:: Exercise ::
Copy out every line of the data exactly.

:: Recorded information ::
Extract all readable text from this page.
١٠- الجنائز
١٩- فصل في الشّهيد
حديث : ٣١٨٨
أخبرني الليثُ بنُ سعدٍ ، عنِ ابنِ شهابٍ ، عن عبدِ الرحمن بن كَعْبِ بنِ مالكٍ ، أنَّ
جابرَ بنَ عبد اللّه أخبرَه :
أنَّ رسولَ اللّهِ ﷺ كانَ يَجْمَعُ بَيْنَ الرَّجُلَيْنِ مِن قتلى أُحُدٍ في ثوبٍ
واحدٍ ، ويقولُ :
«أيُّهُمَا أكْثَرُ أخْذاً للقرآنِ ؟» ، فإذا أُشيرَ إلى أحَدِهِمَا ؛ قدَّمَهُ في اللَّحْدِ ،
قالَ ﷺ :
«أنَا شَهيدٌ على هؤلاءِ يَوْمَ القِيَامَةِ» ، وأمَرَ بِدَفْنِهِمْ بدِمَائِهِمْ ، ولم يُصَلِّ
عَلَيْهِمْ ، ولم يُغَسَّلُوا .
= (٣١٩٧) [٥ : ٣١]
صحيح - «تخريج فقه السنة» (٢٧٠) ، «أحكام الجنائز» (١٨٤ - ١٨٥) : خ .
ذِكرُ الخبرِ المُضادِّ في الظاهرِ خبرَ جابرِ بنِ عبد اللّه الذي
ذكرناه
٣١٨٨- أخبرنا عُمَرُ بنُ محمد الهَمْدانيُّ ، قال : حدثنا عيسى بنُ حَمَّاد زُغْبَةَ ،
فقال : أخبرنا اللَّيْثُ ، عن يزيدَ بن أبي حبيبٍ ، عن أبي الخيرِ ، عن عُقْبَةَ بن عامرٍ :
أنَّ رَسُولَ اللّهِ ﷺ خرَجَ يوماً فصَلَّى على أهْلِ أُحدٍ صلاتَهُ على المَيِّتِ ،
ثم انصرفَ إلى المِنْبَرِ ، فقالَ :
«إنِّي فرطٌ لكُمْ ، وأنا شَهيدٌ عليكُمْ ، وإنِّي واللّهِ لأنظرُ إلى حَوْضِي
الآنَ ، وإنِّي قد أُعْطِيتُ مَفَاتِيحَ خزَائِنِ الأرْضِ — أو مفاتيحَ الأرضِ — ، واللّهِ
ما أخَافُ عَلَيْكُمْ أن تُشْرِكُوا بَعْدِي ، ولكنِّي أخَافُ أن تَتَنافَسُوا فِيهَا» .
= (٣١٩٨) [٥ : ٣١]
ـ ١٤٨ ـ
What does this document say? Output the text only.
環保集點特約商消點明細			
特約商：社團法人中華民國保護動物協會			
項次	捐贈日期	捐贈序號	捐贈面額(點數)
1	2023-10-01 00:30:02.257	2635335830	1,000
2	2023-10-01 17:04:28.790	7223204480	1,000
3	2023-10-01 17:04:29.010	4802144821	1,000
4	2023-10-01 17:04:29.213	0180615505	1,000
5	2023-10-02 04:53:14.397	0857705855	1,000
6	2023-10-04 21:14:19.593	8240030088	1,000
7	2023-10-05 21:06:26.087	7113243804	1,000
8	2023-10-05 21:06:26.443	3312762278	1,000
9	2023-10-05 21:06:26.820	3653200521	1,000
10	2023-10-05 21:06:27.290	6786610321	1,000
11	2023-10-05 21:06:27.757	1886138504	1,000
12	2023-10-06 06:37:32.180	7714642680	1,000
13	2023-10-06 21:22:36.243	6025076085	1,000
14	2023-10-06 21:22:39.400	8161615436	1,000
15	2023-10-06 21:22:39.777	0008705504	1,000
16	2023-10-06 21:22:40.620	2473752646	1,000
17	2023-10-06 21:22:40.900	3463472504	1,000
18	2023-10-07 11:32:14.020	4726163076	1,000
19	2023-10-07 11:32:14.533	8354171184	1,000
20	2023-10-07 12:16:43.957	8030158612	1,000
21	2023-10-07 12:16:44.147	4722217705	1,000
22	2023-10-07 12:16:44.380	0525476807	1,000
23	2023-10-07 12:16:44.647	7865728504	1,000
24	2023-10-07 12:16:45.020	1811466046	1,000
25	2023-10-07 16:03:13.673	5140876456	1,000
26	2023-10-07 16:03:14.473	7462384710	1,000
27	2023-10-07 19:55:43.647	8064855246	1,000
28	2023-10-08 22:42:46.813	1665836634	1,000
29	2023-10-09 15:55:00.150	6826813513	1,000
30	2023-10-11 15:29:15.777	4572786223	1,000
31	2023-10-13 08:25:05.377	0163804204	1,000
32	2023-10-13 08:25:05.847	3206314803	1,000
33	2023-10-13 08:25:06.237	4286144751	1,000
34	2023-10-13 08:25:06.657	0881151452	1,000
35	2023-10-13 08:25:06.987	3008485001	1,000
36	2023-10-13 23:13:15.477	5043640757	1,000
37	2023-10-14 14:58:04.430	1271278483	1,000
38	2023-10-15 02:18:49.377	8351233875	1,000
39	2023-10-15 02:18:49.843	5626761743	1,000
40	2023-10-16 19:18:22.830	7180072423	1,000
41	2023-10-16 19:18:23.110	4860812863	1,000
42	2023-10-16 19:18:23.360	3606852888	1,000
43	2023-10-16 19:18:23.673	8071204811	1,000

:: The solution ::
Extract all readable text from this page.
١٠- الجنائز
١٩- فصل في الشّهيد
حديث : ٣١٨٨
أخبرني الليثُ بنُ سعدٍ ، عنِ ابنِ شهابٍ ، عن عبدِ الرحمن بن كَعْبِ بنِ مالكٍ ، أنَّ
جابرَ بنَ عبد اللّه أخبرَه :
أنَّ رسولَ اللّهِ ﷺ كانَ يَجْمَعُ بَيْنَ الرَّجُلَيْنِ مِن قتلى أُحُدٍ في ثوبٍ
واحدٍ ، ويقولُ :
«أيُّهُمَا أكْثَرُ أخْذاً للقرآنِ ؟» ، فإذا أُشيرَ إلى أحَدِهِمَا ؛ قدَّمَهُ في اللَّحْدِ ،
قالَ ﷺ :
«أنَا شَهيدٌ على هؤلاءِ يَوْمَ القِيَامَةِ» ، وأمَرَ بِدَفْنِهِمْ بدِمَائِهِمْ ، ولم يُصَلِّ
عَلَيْهِمْ ، ولم يُغَسَّلُوا .
= (٣١٩٧) [٥ : ٣١]
صحيح - «تخريج فقه السنة» (٢٧٠) ، «أحكام الجنائز» (١٨٤ - ١٨٥) : خ .
ذِكرُ الخبرِ المُضادِّ في الظاهرِ خبرَ جابرِ بنِ عبد اللّه الذي
ذكرناه
٣١٨٨- أخبرنا عُمَرُ بنُ محمد الهَمْدانيُّ ، قال : حدثنا عيسى بنُ حَمَّاد زُغْبَةَ ،
فقال : أخبرنا اللَّيْثُ ، عن يزيدَ بن أبي حبيبٍ ، عن أبي الخيرِ ، عن عُقْبَةَ بن عامرٍ :
أنَّ رَسُولَ اللّهِ ﷺ خرَجَ يوماً فصَلَّى على أهْلِ أُحدٍ صلاتَهُ على المَيِّتِ ،
ثم انصرفَ إلى المِنْبَرِ ، فقالَ :
«إنِّي فرطٌ لكُمْ ، وأنا شَهيدٌ عليكُمْ ، وإنِّي واللّهِ لأنظرُ إلى حَوْضِي
الآنَ ، وإنِّي قد أُعْطِيتُ مَفَاتِيحَ خزَائِنِ الأرْضِ — أو مفاتيحَ الأرضِ — ، واللّهِ
ما أخَافُ عَلَيْكُمْ أن تُشْرِكُوا بَعْدِي ، ولكنِّي أخَافُ أن تَتَنافَسُوا فِيهَا» .
= (٣١٩٨) [٥ : ٣١]
ـ ١٤٨ ـ
What does this document say? Output the text only.
環保集點特約商消點明細			
特約商：社團法人中華民國保護動物協會			
項次	捐贈日期	捐贈序號	捐贈面額(點數)
1	2023-10-01 00:30:02.257	2635335830	1,000
2	2023-10-01 17:04:28.790	7223204480	1,000
3	2023-10-01 17:04:29.010	4802144821	1,000
4	2023-10-01 17:04:29.213	0180615505	1,000
5	2023-10-02 04:53:14.397	0857705855	1,000
6	2023-10-04 21:14:19.593	8240030088	1,000
7	2023-10-05 21:06:26.087	7113243804	1,000
8	2023-10-05 21:06:26.443	3312762278	1,000
9	2023-10-05 21:06:26.820	3653200521	1,000
10	2023-10-05 21:06:27.290	6786610321	1,000
11	2023-10-05 21:06:27.757	1886138504	1,000
12	2023-10-06 06:37:32.180	7714642680	1,000
13	2023-10-06 21:22:36.243	6025076085	1,000
14	2023-10-06 21:22:39.400	8161615436	1,000
15	2023-10-06 21:22:39.777	0008705504	1,000
16	2023-10-06 21:22:40.620	2473752646	1,000
17	2023-10-06 21:22:40.900	3463472504	1,000
18	2023-10-07 11:32:14.020	4726163076	1,000
19	2023-10-07 11:32:14.533	8354171184	1,000
20	2023-10-07 12:16:43.957	8030158612	1,000
21	2023-10-07 12:16:44.147	4722217705	1,000
22	2023-10-07 12:16:44.380	0525476807	1,000
23	2023-10-07 12:16:44.647	7865728504	1,000
24	2023-10-07 12:16:45.020	1811466046	1,000
25	2023-10-07 16:03:13.673	5140876456	1,000
26	2023-10-07 16:03:14.473	7462384710	1,000
27	2023-10-07 19:55:43.647	8064855246	1,000
28	2023-10-08 22:42:46.813	1665836634	1,000
29	2023-10-09 15:55:00.150	6826813513	1,000
30	2023-10-11 15:29:15.777	4572786223	1,000
31	2023-10-13 08:25:05.377	0163804204	1,000
32	2023-10-13 08:25:05.847	3206314803	1,000
33	2023-10-13 08:25:06.237	4286144751	1,000
34	2023-10-13 08:25:06.657	0881151452	1,000
35	2023-10-13 08:25:06.987	3008485001	1,000
36	2023-10-13 23:13:15.477	5043640757	1,000
37	2023-10-14 14:58:04.430	1271278483	1,000
38	2023-10-15 02:18:49.377	8351233875	1,000
39	2023-10-15 02:18:49.843	5626761743	1,000
40	2023-10-16 19:18:22.830	7180072423	1,000
41	2023-10-16 19:18:23.110	4860812863	1,000
42	2023-10-16 19:18:23.360	3606852888	1,000
43	2023-10-16 19:18:23.673	8071204811	1,000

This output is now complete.